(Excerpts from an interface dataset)
- Opening Delimiter -
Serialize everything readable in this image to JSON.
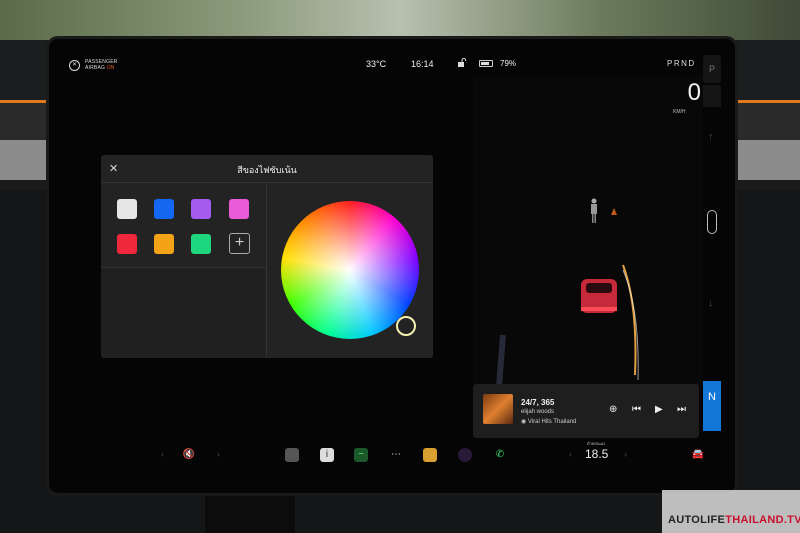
{
  "status": {
    "airbag_line1": "PASSENGER",
    "airbag_line2": "AIRBAG",
    "airbag_state": "ON",
    "temperature": "33°C",
    "time": "16:14",
    "battery_percent": "79%",
    "battery_level": 0.79
  },
  "dialog": {
    "title": "สีของไฟซับเน้น",
    "close_icon": "close-icon",
    "add_label": "+",
    "swatches": [
      "#e6e6e6",
      "#1467f0",
      "#a45cf0",
      "#e85ad8",
      "#f0283c",
      "#f4a316",
      "#1dd67e"
    ]
  },
  "drive": {
    "gears": "PRND",
    "speed": "0",
    "speed_unit": "KM/H",
    "gear_p": "P",
    "gear_n": "N"
  },
  "music": {
    "song": "24/7, 365",
    "artist": "elijah woods",
    "playlist": "Viral Hits Thailand"
  },
  "climate": {
    "label": "ด้วยตนเอง",
    "temperature": "18.5"
  },
  "watermark": {
    "brand_a": "AUTOLIFE",
    "brand_b": "THAILAND.TV"
  }
}
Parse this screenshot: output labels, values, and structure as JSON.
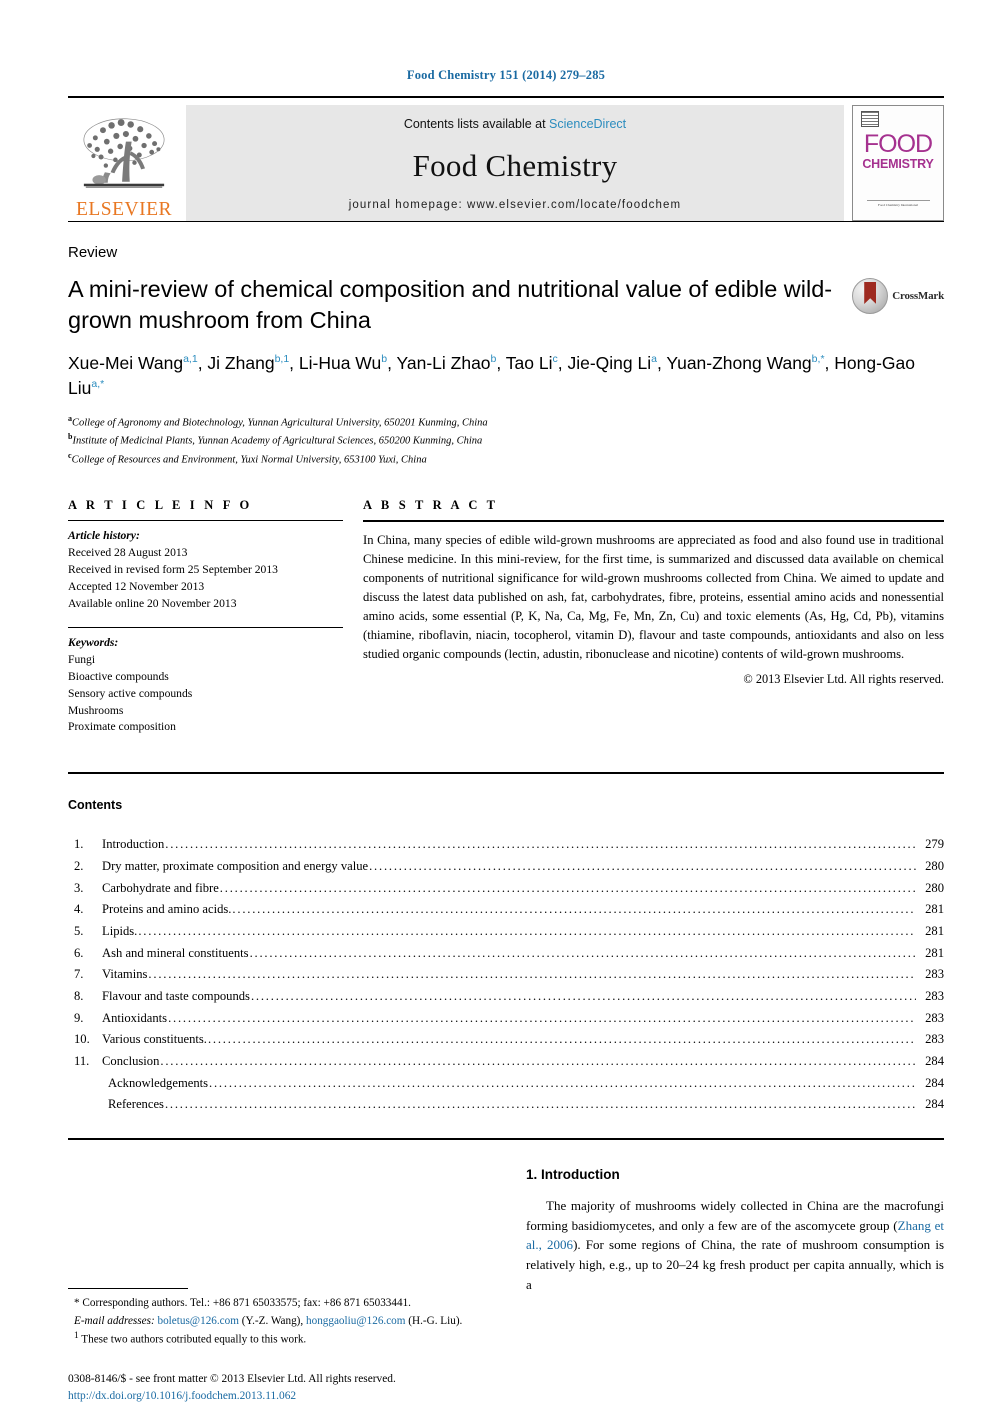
{
  "running_head": "Food Chemistry 151 (2014) 279–285",
  "masthead": {
    "contents_prefix": "Contents lists available at ",
    "sciencedirect": "ScienceDirect",
    "journal_title": "Food Chemistry",
    "homepage": "journal homepage: www.elsevier.com/locate/foodchem",
    "publisher": "ELSEVIER",
    "cover_food": "FOOD",
    "cover_chemistry": "CHEMISTRY",
    "cover_footer": "Food Chemistry International",
    "accent_link_color": "#2b8cbe",
    "elsevier_orange": "#E87722",
    "journal_magenta": "#A5318F"
  },
  "article": {
    "doctype": "Review",
    "title": "A mini-review of chemical composition and nutritional value of edible wild-grown mushroom from China",
    "crossmark_label": "CrossMark",
    "authors_html": "Xue-Mei Wang<sup>a,1</sup>, Ji Zhang<sup>b,1</sup>, Li-Hua Wu<sup>b</sup>, Yan-Li Zhao<sup>b</sup>, Tao Li<sup>c</sup>, Jie-Qing Li<sup>a</sup>, Yuan-Zhong Wang<sup>b,</sup><sup>*</sup>, Hong-Gao Liu<sup>a,</sup><sup>*</sup>",
    "affiliations": [
      {
        "mark": "a",
        "text": "College of Agronomy and Biotechnology, Yunnan Agricultural University, 650201 Kunming, China"
      },
      {
        "mark": "b",
        "text": "Institute of Medicinal Plants, Yunnan Academy of Agricultural Sciences, 650200 Kunming, China"
      },
      {
        "mark": "c",
        "text": "College of Resources and Environment, Yuxi Normal University, 653100 Yuxi, China"
      }
    ]
  },
  "article_info": {
    "heading": "A R T I C L E    I N F O",
    "history_label": "Article history:",
    "history": [
      "Received 28 August 2013",
      "Received in revised form 25 September 2013",
      "Accepted 12 November 2013",
      "Available online 20 November 2013"
    ],
    "keywords_label": "Keywords:",
    "keywords": [
      "Fungi",
      "Bioactive compounds",
      "Sensory active compounds",
      "Mushrooms",
      "Proximate composition"
    ]
  },
  "abstract": {
    "heading": "A B S T R A C T",
    "text": "In China, many species of edible wild-grown mushrooms are appreciated as food and also found use in traditional Chinese medicine. In this mini-review, for the first time, is summarized and discussed data available on chemical components of nutritional significance for wild-grown mushrooms collected from China. We aimed to update and discuss the latest data published on ash, fat, carbohydrates, fibre, proteins, essential amino acids and nonessential amino acids, some essential (P, K, Na, Ca, Mg, Fe, Mn, Zn, Cu) and toxic elements (As, Hg, Cd, Pb), vitamins (thiamine, riboflavin, niacin, tocopherol, vitamin D), flavour and taste compounds, antioxidants and also on less studied organic compounds (lectin, adustin, ribonuclease and nicotine) contents of wild-grown mushrooms.",
    "copyright": "© 2013 Elsevier Ltd. All rights reserved."
  },
  "contents": {
    "heading": "Contents",
    "entries": [
      {
        "num": "1.",
        "label": "Introduction",
        "page": "279",
        "sub": false
      },
      {
        "num": "2.",
        "label": "Dry matter, proximate composition and energy value",
        "page": "280",
        "sub": false
      },
      {
        "num": "3.",
        "label": "Carbohydrate and fibre",
        "page": "280",
        "sub": false
      },
      {
        "num": "4.",
        "label": "Proteins and amino acids.",
        "page": "281",
        "sub": false
      },
      {
        "num": "5.",
        "label": "Lipids.",
        "page": "281",
        "sub": false
      },
      {
        "num": "6.",
        "label": "Ash and mineral constituents",
        "page": "281",
        "sub": false
      },
      {
        "num": "7.",
        "label": "Vitamins",
        "page": "283",
        "sub": false
      },
      {
        "num": "8.",
        "label": "Flavour and taste compounds",
        "page": "283",
        "sub": false
      },
      {
        "num": "9.",
        "label": "Antioxidants",
        "page": "283",
        "sub": false
      },
      {
        "num": "10.",
        "label": "Various constituents.",
        "page": "283",
        "sub": false
      },
      {
        "num": "11.",
        "label": "Conclusion",
        "page": "284",
        "sub": false
      },
      {
        "num": "",
        "label": "Acknowledgements",
        "page": "284",
        "sub": true
      },
      {
        "num": "",
        "label": "References",
        "page": "284",
        "sub": true
      }
    ]
  },
  "footnotes": {
    "corresponding": "Corresponding authors. Tel.: +86 871 65033575; fax: +86 871 65033441.",
    "email_label": "E-mail addresses:",
    "email1": "boletus@126.com",
    "email1_owner": "(Y.-Z. Wang),",
    "email2": "honggaoliu@126.com",
    "email2_owner": "(H.-G. Liu).",
    "equal_contribution": "These two authors cotributed equally to this work.",
    "marker_star": "*",
    "marker_one": "1"
  },
  "issn_block": {
    "line1": "0308-8146/$ - see front matter © 2013 Elsevier Ltd. All rights reserved.",
    "doi": "http://dx.doi.org/10.1016/j.foodchem.2013.11.062"
  },
  "introduction": {
    "heading": "1. Introduction",
    "paragraph_pre": "The majority of mushrooms widely collected in China are the macrofungi forming basidiomycetes, and only a few are of the ascomycete group (",
    "citation": "Zhang et al., 2006",
    "paragraph_post": "). For some regions of China, the rate of mushroom consumption is relatively high, e.g., up to 20–24 kg fresh product per capita annually, which is a"
  }
}
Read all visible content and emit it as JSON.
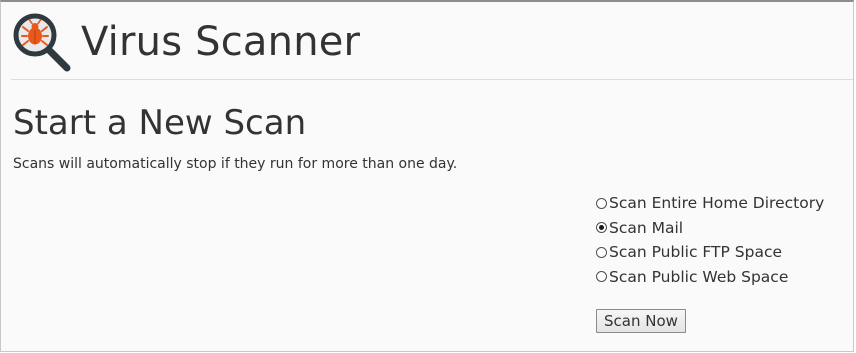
- Closing Delimiter -
Exercise description: Pictures should be skipped, and the records retyped word for word.

Solution:
Serialize everything readable in this image to JSON.
{
  "status": {
    "airbag_line1": "PASSENGER",
    "airbag_line2": "AIRBAG",
    "airbag_state": "ON",
    "temperature": "33°C",
    "time": "16:14",
    "battery_percent": "79%",
    "battery_level": 0.79
  },
  "dialog": {
    "title": "สีของไฟซับเน้น",
    "close_icon": "close-icon",
    "add_label": "+",
    "swatches": [
      "#e6e6e6",
      "#1467f0",
      "#a45cf0",
      "#e85ad8",
      "#f0283c",
      "#f4a316",
      "#1dd67e"
    ]
  },
  "drive": {
    "gears": "PRND",
    "speed": "0",
    "speed_unit": "KM/H",
    "gear_p": "P",
    "gear_n": "N"
  },
  "music": {
    "song": "24/7, 365",
    "artist": "elijah woods",
    "playlist": "Viral Hits Thailand"
  },
  "climate": {
    "label": "ด้วยตนเอง",
    "temperature": "18.5"
  },
  "watermark": {
    "brand_a": "AUTOLIFE",
    "brand_b": "THAILAND.TV"
  }
}
Parse this screenshot: output labels, values, and structure as JSON.
{
  "running_head": "Food Chemistry 151 (2014) 279–285",
  "masthead": {
    "contents_prefix": "Contents lists available at ",
    "sciencedirect": "ScienceDirect",
    "journal_title": "Food Chemistry",
    "homepage": "journal homepage: www.elsevier.com/locate/foodchem",
    "publisher": "ELSEVIER",
    "cover_food": "FOOD",
    "cover_chemistry": "CHEMISTRY",
    "cover_footer": "Food Chemistry International",
    "accent_link_color": "#2b8cbe",
    "elsevier_orange": "#E87722",
    "journal_magenta": "#A5318F"
  },
  "article": {
    "doctype": "Review",
    "title": "A mini-review of chemical composition and nutritional value of edible wild-grown mushroom from China",
    "crossmark_label": "CrossMark",
    "authors_html": "Xue-Mei Wang<sup>a,1</sup>, Ji Zhang<sup>b,1</sup>, Li-Hua Wu<sup>b</sup>, Yan-Li Zhao<sup>b</sup>, Tao Li<sup>c</sup>, Jie-Qing Li<sup>a</sup>, Yuan-Zhong Wang<sup>b,</sup><sup>*</sup>, Hong-Gao Liu<sup>a,</sup><sup>*</sup>",
    "affiliations": [
      {
        "mark": "a",
        "text": "College of Agronomy and Biotechnology, Yunnan Agricultural University, 650201 Kunming, China"
      },
      {
        "mark": "b",
        "text": "Institute of Medicinal Plants, Yunnan Academy of Agricultural Sciences, 650200 Kunming, China"
      },
      {
        "mark": "c",
        "text": "College of Resources and Environment, Yuxi Normal University, 653100 Yuxi, China"
      }
    ]
  },
  "article_info": {
    "heading": "A R T I C L E    I N F O",
    "history_label": "Article history:",
    "history": [
      "Received 28 August 2013",
      "Received in revised form 25 September 2013",
      "Accepted 12 November 2013",
      "Available online 20 November 2013"
    ],
    "keywords_label": "Keywords:",
    "keywords": [
      "Fungi",
      "Bioactive compounds",
      "Sensory active compounds",
      "Mushrooms",
      "Proximate composition"
    ]
  },
  "abstract": {
    "heading": "A B S T R A C T",
    "text": "In China, many species of edible wild-grown mushrooms are appreciated as food and also found use in traditional Chinese medicine. In this mini-review, for the first time, is summarized and discussed data available on chemical components of nutritional significance for wild-grown mushrooms collected from China. We aimed to update and discuss the latest data published on ash, fat, carbohydrates, fibre, proteins, essential amino acids and nonessential amino acids, some essential (P, K, Na, Ca, Mg, Fe, Mn, Zn, Cu) and toxic elements (As, Hg, Cd, Pb), vitamins (thiamine, riboflavin, niacin, tocopherol, vitamin D), flavour and taste compounds, antioxidants and also on less studied organic compounds (lectin, adustin, ribonuclease and nicotine) contents of wild-grown mushrooms.",
    "copyright": "© 2013 Elsevier Ltd. All rights reserved."
  },
  "contents": {
    "heading": "Contents",
    "entries": [
      {
        "num": "1.",
        "label": "Introduction",
        "page": "279",
        "sub": false
      },
      {
        "num": "2.",
        "label": "Dry matter, proximate composition and energy value",
        "page": "280",
        "sub": false
      },
      {
        "num": "3.",
        "label": "Carbohydrate and fibre",
        "page": "280",
        "sub": false
      },
      {
        "num": "4.",
        "label": "Proteins and amino acids.",
        "page": "281",
        "sub": false
      },
      {
        "num": "5.",
        "label": "Lipids.",
        "page": "281",
        "sub": false
      },
      {
        "num": "6.",
        "label": "Ash and mineral constituents",
        "page": "281",
        "sub": false
      },
      {
        "num": "7.",
        "label": "Vitamins",
        "page": "283",
        "sub": false
      },
      {
        "num": "8.",
        "label": "Flavour and taste compounds",
        "page": "283",
        "sub": false
      },
      {
        "num": "9.",
        "label": "Antioxidants",
        "page": "283",
        "sub": false
      },
      {
        "num": "10.",
        "label": "Various constituents.",
        "page": "283",
        "sub": false
      },
      {
        "num": "11.",
        "label": "Conclusion",
        "page": "284",
        "sub": false
      },
      {
        "num": "",
        "label": "Acknowledgements",
        "page": "284",
        "sub": true
      },
      {
        "num": "",
        "label": "References",
        "page": "284",
        "sub": true
      }
    ]
  },
  "footnotes": {
    "corresponding": "Corresponding authors. Tel.: +86 871 65033575; fax: +86 871 65033441.",
    "email_label": "E-mail addresses:",
    "email1": "boletus@126.com",
    "email1_owner": "(Y.-Z. Wang),",
    "email2": "honggaoliu@126.com",
    "email2_owner": "(H.-G. Liu).",
    "equal_contribution": "These two authors cotributed equally to this work.",
    "marker_star": "*",
    "marker_one": "1"
  },
  "issn_block": {
    "line1": "0308-8146/$ - see front matter © 2013 Elsevier Ltd. All rights reserved.",
    "doi": "http://dx.doi.org/10.1016/j.foodchem.2013.11.062"
  },
  "introduction": {
    "heading": "1. Introduction",
    "paragraph_pre": "The majority of mushrooms widely collected in China are the macrofungi forming basidiomycetes, and only a few are of the ascomycete group (",
    "citation": "Zhang et al., 2006",
    "paragraph_post": "). For some regions of China, the rate of mushroom consumption is relatively high, e.g., up to 20–24 kg fresh product per capita annually, which is a"
  }
}
Read all visible content and emit it as JSON.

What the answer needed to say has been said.